### The request
Write the data out again, character for character, with no images.

=== Data in this exercise ===

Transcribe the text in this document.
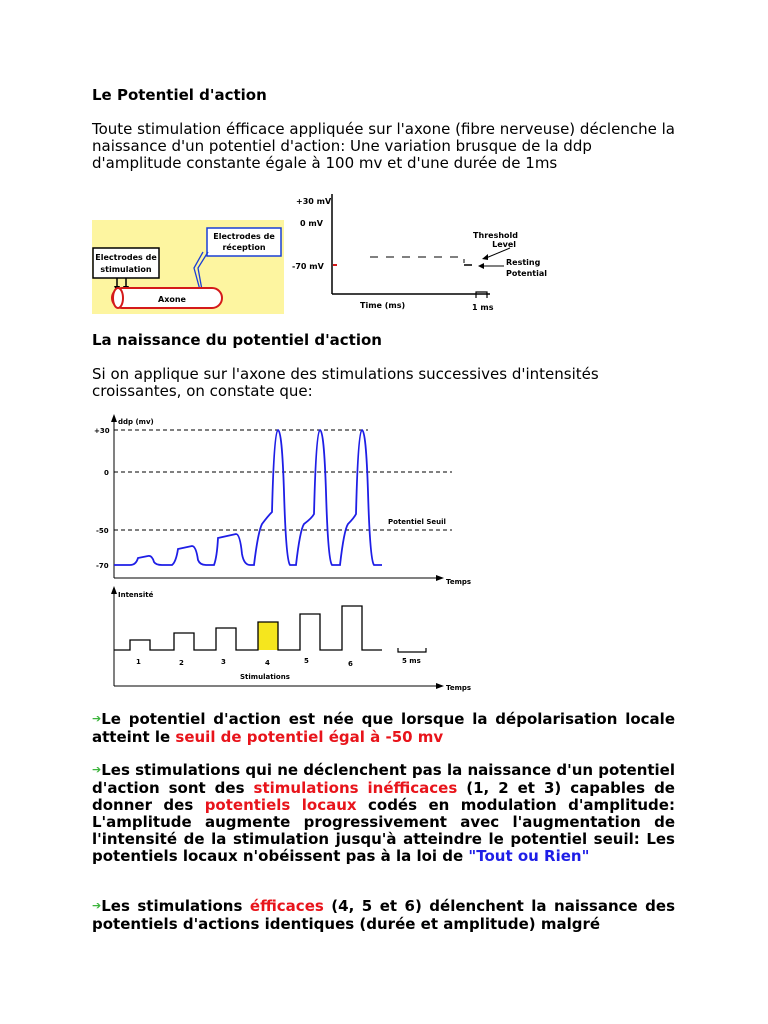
Le Potentiel d'action
Toute stimulation éfficace appliquée sur l'axone (fibre nerveuse) déclenche la naissance d'un potentiel d'action: Une variation brusque de la ddp d'amplitude constante égale à 100 mv et d'une durée de 1ms
Electrodes de
stimulation
Electrodes de
réception
Axone
+30 mV
0 mV
-70 mV
Threshold
Level
Resting
Potential
Time (ms)	1 ms
La naissance du potentiel d'action
Si on applique sur l'axone des stimulations successives d'intensités croissantes, on constate que:
ddp (mv)
+30
0
-50
-70
Potentiel Seuil
Temps
Intensité
Temps
1	2	3	4	5	6
Stimulations
5 ms
➔Le potentiel d'action est née que lorsque la dépolarisation locale atteint le seuil de potentiel égal à -50 mv
➔Les stimulations qui ne déclenchent pas la naissance d'un potentiel d'action sont des stimulations inéfficaces (1, 2 et 3) capables de donner des potentiels locaux codés en modulation d'amplitude: L'amplitude augmente progressivement avec l'augmentation de l'intensité de la stimulation jusqu'à atteindre le potentiel seuil: Les potentiels locaux n'obéissent pas à la loi de "Tout ou Rien"
➔Les stimulations éfficaces (4, 5 et 6) délenchent la naissance des potentiels d'actions identiques (durée et amplitude) malgré
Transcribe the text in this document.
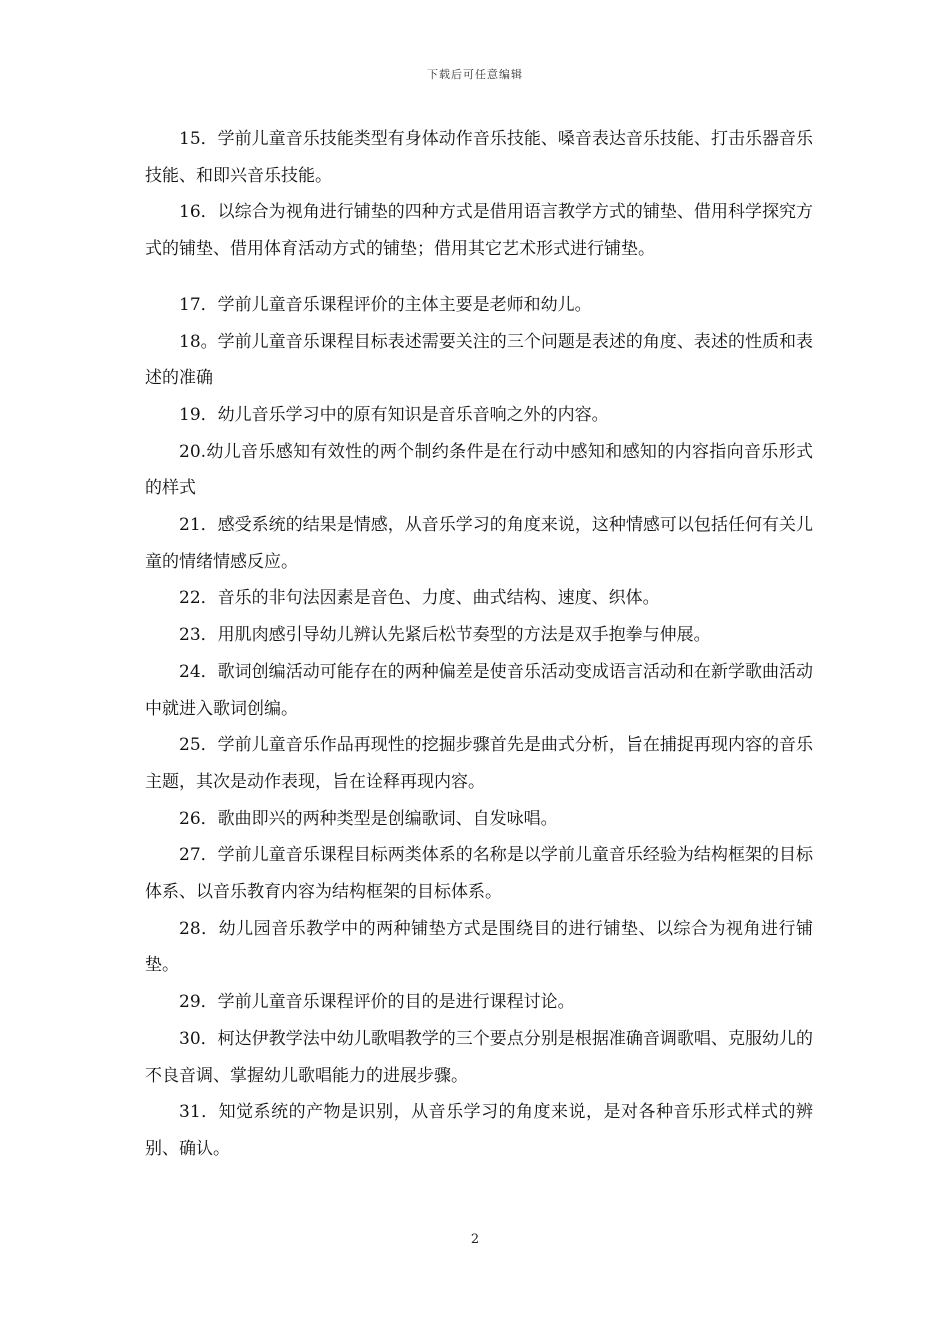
下载后可任意编辑

15．学前儿童音乐技能类型有身体动作音乐技能、嗓音表达音乐技能、打击乐器音乐技能、和即兴音乐技能。

16．以综合为视角进行铺垫的四种方式是借用语言教学方式的铺垫、借用科学探究方式的铺垫、借用体育活动方式的铺垫；借用其它艺术形式进行铺垫。

17．学前儿童音乐课程评价的主体主要是老师和幼儿。

18。学前儿童音乐课程目标表述需要关注的三个问题是表述的角度、表述的性质和表述的准确

19．幼儿音乐学习中的原有知识是音乐音响之外的内容。

20.幼儿音乐感知有效性的两个制约条件是在行动中感知和感知的内容指向音乐形式的样式

21．感受系统的结果是情感，从音乐学习的角度来说，这种情感可以包括任何有关儿童的情绪情感反应。

22．音乐的非句法因素是音色、力度、曲式结构、速度、织体。

23．用肌肉感引导幼儿辨认先紧后松节奏型的方法是双手抱拳与伸展。

24．歌词创编活动可能存在的两种偏差是使音乐活动变成语言活动和在新学歌曲活动中就进入歌词创编。

25．学前儿童音乐作品再现性的挖掘步骤首先是曲式分析，旨在捕捉再现内容的音乐主题，其次是动作表现，旨在诠释再现内容。

26．歌曲即兴的两种类型是创编歌词、自发咏唱。

27．学前儿童音乐课程目标两类体系的名称是以学前儿童音乐经验为结构框架的目标体系、以音乐教育内容为结构框架的目标体系。

28．幼儿园音乐教学中的两种铺垫方式是围绕目的进行铺垫、以综合为视角进行铺垫。

29．学前儿童音乐课程评价的目的是进行课程讨论。

30．柯达伊教学法中幼儿歌唱教学的三个要点分别是根据准确音调歌唱、克服幼儿的不良音调、掌握幼儿歌唱能力的进展步骤。

31．知觉系统的产物是识别，从音乐学习的角度来说，是对各种音乐形式样式的辨别、确认。

2
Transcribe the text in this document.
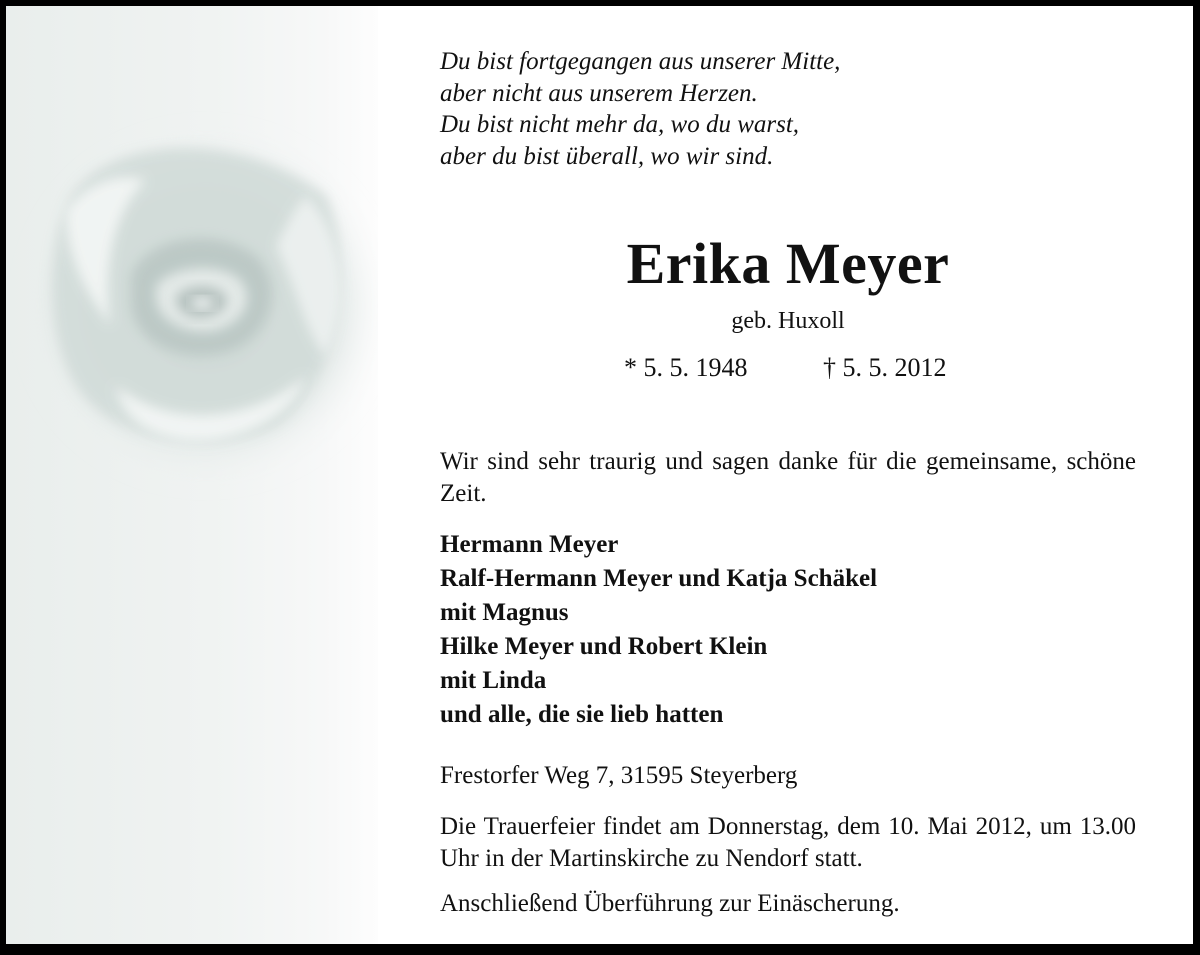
Du bist fortgegangen aus unserer Mitte,
aber nicht aus unserem Herzen.
Du bist nicht mehr da, wo du warst,
aber du bist überall, wo wir sind.
Erika Meyer
geb. Huxoll
* 5. 5. 1948	† 5. 5. 2012
Wir sind sehr traurig und sagen danke für die gemeinsame, schöne Zeit.
Hermann Meyer
Ralf-Hermann Meyer und Katja Schäkel
mit Magnus
Hilke Meyer und Robert Klein
mit Linda
und alle, die sie lieb hatten
Frestorfer Weg 7, 31595 Steyerberg
Die Trauerfeier findet am Donnerstag, dem 10. Mai 2012, um 13.00 Uhr in der Martinskirche zu Nendorf statt.
Anschließend Überführung zur Einäscherung.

===

### Finished answer
Transcribe the text in this document.
Le Potentiel d'action
Toute stimulation éfficace appliquée sur l'axone (fibre nerveuse) déclenche la naissance d'un potentiel d'action: Une variation brusque de la ddp d'amplitude constante égale à 100 mv et d'une durée de 1ms
Electrodes de
stimulation
Electrodes de
réception
Axone
+30 mV
0 mV
-70 mV
Threshold
Level
Resting
Potential
Time (ms)	1 ms
La naissance du potentiel d'action
Si on applique sur l'axone des stimulations successives d'intensités croissantes, on constate que:
ddp (mv)
+30
0
-50
-70
Potentiel Seuil
Temps
Intensité
Temps
1	2	3	4	5	6
Stimulations
5 ms
➔Le potentiel d'action est née que lorsque la dépolarisation locale atteint le seuil de potentiel égal à -50 mv
➔Les stimulations qui ne déclenchent pas la naissance d'un potentiel d'action sont des stimulations inéfficaces (1, 2 et 3) capables de donner des potentiels locaux codés en modulation d'amplitude: L'amplitude augmente progressivement avec l'augmentation de l'intensité de la stimulation jusqu'à atteindre le potentiel seuil: Les potentiels locaux n'obéissent pas à la loi de "Tout ou Rien"
➔Les stimulations éfficaces (4, 5 et 6) délenchent la naissance des potentiels d'actions identiques (durée et amplitude) malgré
Transcribe the text in this document.
下载后可任意编辑

15．学前儿童音乐技能类型有身体动作音乐技能、嗓音表达音乐技能、打击乐器音乐技能、和即兴音乐技能。

16．以综合为视角进行铺垫的四种方式是借用语言教学方式的铺垫、借用科学探究方式的铺垫、借用体育活动方式的铺垫；借用其它艺术形式进行铺垫。

17．学前儿童音乐课程评价的主体主要是老师和幼儿。

18。学前儿童音乐课程目标表述需要关注的三个问题是表述的角度、表述的性质和表述的准确

19．幼儿音乐学习中的原有知识是音乐音响之外的内容。

20.幼儿音乐感知有效性的两个制约条件是在行动中感知和感知的内容指向音乐形式的样式

21．感受系统的结果是情感，从音乐学习的角度来说，这种情感可以包括任何有关儿童的情绪情感反应。

22．音乐的非句法因素是音色、力度、曲式结构、速度、织体。

23．用肌肉感引导幼儿辨认先紧后松节奏型的方法是双手抱拳与伸展。

24．歌词创编活动可能存在的两种偏差是使音乐活动变成语言活动和在新学歌曲活动中就进入歌词创编。

25．学前儿童音乐作品再现性的挖掘步骤首先是曲式分析，旨在捕捉再现内容的音乐主题，其次是动作表现，旨在诠释再现内容。

26．歌曲即兴的两种类型是创编歌词、自发咏唱。

27．学前儿童音乐课程目标两类体系的名称是以学前儿童音乐经验为结构框架的目标体系、以音乐教育内容为结构框架的目标体系。

28．幼儿园音乐教学中的两种铺垫方式是围绕目的进行铺垫、以综合为视角进行铺垫。

29．学前儿童音乐课程评价的目的是进行课程讨论。

30．柯达伊教学法中幼儿歌唱教学的三个要点分别是根据准确音调歌唱、克服幼儿的不良音调、掌握幼儿歌唱能力的进展步骤。

31．知觉系统的产物是识别，从音乐学习的角度来说，是对各种音乐形式样式的辨别、确认。

2
Transcribe the text in this document.
Du bist fortgegangen aus unserer Mitte,
aber nicht aus unserem Herzen.
Du bist nicht mehr da, wo du warst,
aber du bist überall, wo wir sind.
Erika Meyer
geb. Huxoll
* 5. 5. 1948	† 5. 5. 2012
Wir sind sehr traurig und sagen danke für die gemeinsame, schöne Zeit.
Hermann Meyer
Ralf-Hermann Meyer und Katja Schäkel
mit Magnus
Hilke Meyer und Robert Klein
mit Linda
und alle, die sie lieb hatten
Frestorfer Weg 7, 31595 Steyerberg
Die Trauerfeier findet am Donnerstag, dem 10. Mai 2012, um 13.00 Uhr in der Martinskirche zu Nendorf statt.
Anschließend Überführung zur Einäscherung.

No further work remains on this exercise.